_WHAT IS BEING ASKED_
Repeat the entries below exactly as they appear, with no pictures.

— Start MATERIAL PROVIDED —

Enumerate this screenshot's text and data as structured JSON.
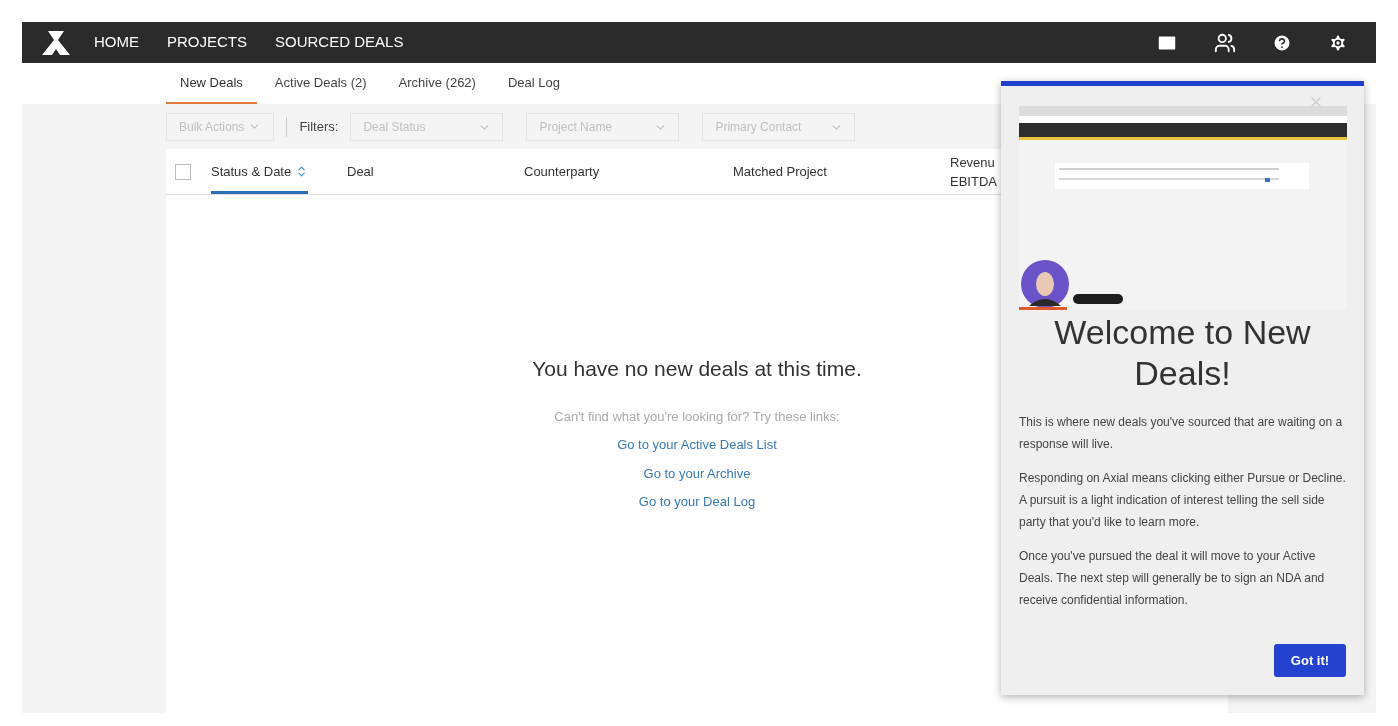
{
  "nav": {
    "items": [
      {
        "label": "HOME"
      },
      {
        "label": "PROJECTS"
      },
      {
        "label": "SOURCED DEALS"
      }
    ]
  },
  "tabs": [
    {
      "label": "New Deals",
      "selected": true
    },
    {
      "label": "Active Deals (2)",
      "selected": false
    },
    {
      "label": "Archive (262)",
      "selected": false
    },
    {
      "label": "Deal Log",
      "selected": false
    }
  ],
  "toolbar": {
    "bulk_actions": "Bulk Actions",
    "filters_label": "Filters:",
    "filters": [
      {
        "placeholder": "Deal Status"
      },
      {
        "placeholder": "Project Name"
      },
      {
        "placeholder": "Primary Contact"
      }
    ]
  },
  "table": {
    "select_all_checked": false,
    "columns": [
      {
        "label": "Status & Date",
        "sorted": true
      },
      {
        "label": "Deal",
        "sorted": false
      },
      {
        "label": "Counterparty",
        "sorted": false
      },
      {
        "label": "Matched Project",
        "sorted": false
      },
      {
        "label": "Revenu\nEBITDA",
        "sorted": false
      }
    ]
  },
  "empty_state": {
    "title": "You have no new deals at this time.",
    "hint": "Can't find what you're looking for? Try these links:",
    "links": [
      "Go to your Active Deals List",
      "Go to your Archive",
      "Go to your Deal Log"
    ]
  },
  "popover": {
    "video": {
      "kind": "picture"
    },
    "title": "Welcome to New Deals!",
    "paragraphs": [
      "This is where new deals you've sourced that are waiting on a response will live.",
      "Responding on Axial means clicking either Pursue or Decline. A pursuit is a light indication of interest telling the sell side party that you'd like to learn more.",
      "Once you've pursued the deal it will move to your Active Deals. The next step will generally be to sign an NDA and receive confidential information."
    ],
    "button": "Got it!"
  }
}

— End MATERIAL PROVIDED —

_RESULT_
Enumerate this screenshot's text and data as structured JSON.
{
  "nav": {
    "items": [
      {
        "label": "HOME"
      },
      {
        "label": "PROJECTS"
      },
      {
        "label": "SOURCED DEALS"
      }
    ]
  },
  "tabs": [
    {
      "label": "New Deals",
      "selected": true
    },
    {
      "label": "Active Deals (2)",
      "selected": false
    },
    {
      "label": "Archive (262)",
      "selected": false
    },
    {
      "label": "Deal Log",
      "selected": false
    }
  ],
  "toolbar": {
    "bulk_actions": "Bulk Actions",
    "filters_label": "Filters:",
    "filters": [
      {
        "placeholder": "Deal Status"
      },
      {
        "placeholder": "Project Name"
      },
      {
        "placeholder": "Primary Contact"
      }
    ]
  },
  "table": {
    "select_all_checked": false,
    "columns": [
      {
        "label": "Status & Date",
        "sorted": true
      },
      {
        "label": "Deal",
        "sorted": false
      },
      {
        "label": "Counterparty",
        "sorted": false
      },
      {
        "label": "Matched Project",
        "sorted": false
      },
      {
        "label": "Revenu\nEBITDA",
        "sorted": false
      }
    ]
  },
  "empty_state": {
    "title": "You have no new deals at this time.",
    "hint": "Can't find what you're looking for? Try these links:",
    "links": [
      "Go to your Active Deals List",
      "Go to your Archive",
      "Go to your Deal Log"
    ]
  },
  "popover": {
    "video": {
      "kind": "picture"
    },
    "title": "Welcome to New Deals!",
    "paragraphs": [
      "This is where new deals you've sourced that are waiting on a response will live.",
      "Responding on Axial means clicking either Pursue or Decline. A pursuit is a light indication of interest telling the sell side party that you'd like to learn more.",
      "Once you've pursued the deal it will move to your Active Deals. The next step will generally be to sign an NDA and receive confidential information."
    ],
    "button": "Got it!"
  }
}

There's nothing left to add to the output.